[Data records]
----

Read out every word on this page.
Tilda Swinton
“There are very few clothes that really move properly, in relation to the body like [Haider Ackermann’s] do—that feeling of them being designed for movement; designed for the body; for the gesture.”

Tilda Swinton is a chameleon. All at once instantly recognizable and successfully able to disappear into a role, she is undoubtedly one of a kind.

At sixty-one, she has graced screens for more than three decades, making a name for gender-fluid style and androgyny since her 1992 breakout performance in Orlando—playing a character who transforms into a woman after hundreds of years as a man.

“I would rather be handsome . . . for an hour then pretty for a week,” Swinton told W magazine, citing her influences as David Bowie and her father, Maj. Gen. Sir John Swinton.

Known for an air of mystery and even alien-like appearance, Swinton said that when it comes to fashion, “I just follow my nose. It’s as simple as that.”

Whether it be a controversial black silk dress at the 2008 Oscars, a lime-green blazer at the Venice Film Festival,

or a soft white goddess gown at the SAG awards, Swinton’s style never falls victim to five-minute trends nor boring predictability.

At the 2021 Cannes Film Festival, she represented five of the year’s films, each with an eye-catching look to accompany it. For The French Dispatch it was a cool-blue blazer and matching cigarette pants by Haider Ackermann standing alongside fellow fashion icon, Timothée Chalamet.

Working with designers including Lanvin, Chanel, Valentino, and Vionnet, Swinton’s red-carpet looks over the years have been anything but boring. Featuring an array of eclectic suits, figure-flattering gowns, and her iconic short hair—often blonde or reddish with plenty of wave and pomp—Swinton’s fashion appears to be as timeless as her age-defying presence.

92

----

Using the data above, return each line exactly as written.

Read out every word on this page.
Tilda Swinton
“There are very few clothes that really move properly, in relation to the body like [Haider Ackermann’s] do—that feeling of them being designed for movement; designed for the body; for the gesture.”

Tilda Swinton is a chameleon. All at once instantly recognizable and successfully able to disappear into a role, she is undoubtedly one of a kind.

At sixty-one, she has graced screens for more than three decades, making a name for gender-fluid style and androgyny since her 1992 breakout performance in Orlando—playing a character who transforms into a woman after hundreds of years as a man.

“I would rather be handsome . . . for an hour then pretty for a week,” Swinton told W magazine, citing her influences as David Bowie and her father, Maj. Gen. Sir John Swinton.

Known for an air of mystery and even alien-like appearance, Swinton said that when it comes to fashion, “I just follow my nose. It’s as simple as that.”

Whether it be a controversial black silk dress at the 2008 Oscars, a lime-green blazer at the Venice Film Festival,

or a soft white goddess gown at the SAG awards, Swinton’s style never falls victim to five-minute trends nor boring predictability.

At the 2021 Cannes Film Festival, she represented five of the year’s films, each with an eye-catching look to accompany it. For The French Dispatch it was a cool-blue blazer and matching cigarette pants by Haider Ackermann standing alongside fellow fashion icon, Timothée Chalamet.

Working with designers including Lanvin, Chanel, Valentino, and Vionnet, Swinton’s red-carpet looks over the years have been anything but boring. Featuring an array of eclectic suits, figure-flattering gowns, and her iconic short hair—often blonde or reddish with plenty of wave and pomp—Swinton’s fashion appears to be as timeless as her age-defying presence.

92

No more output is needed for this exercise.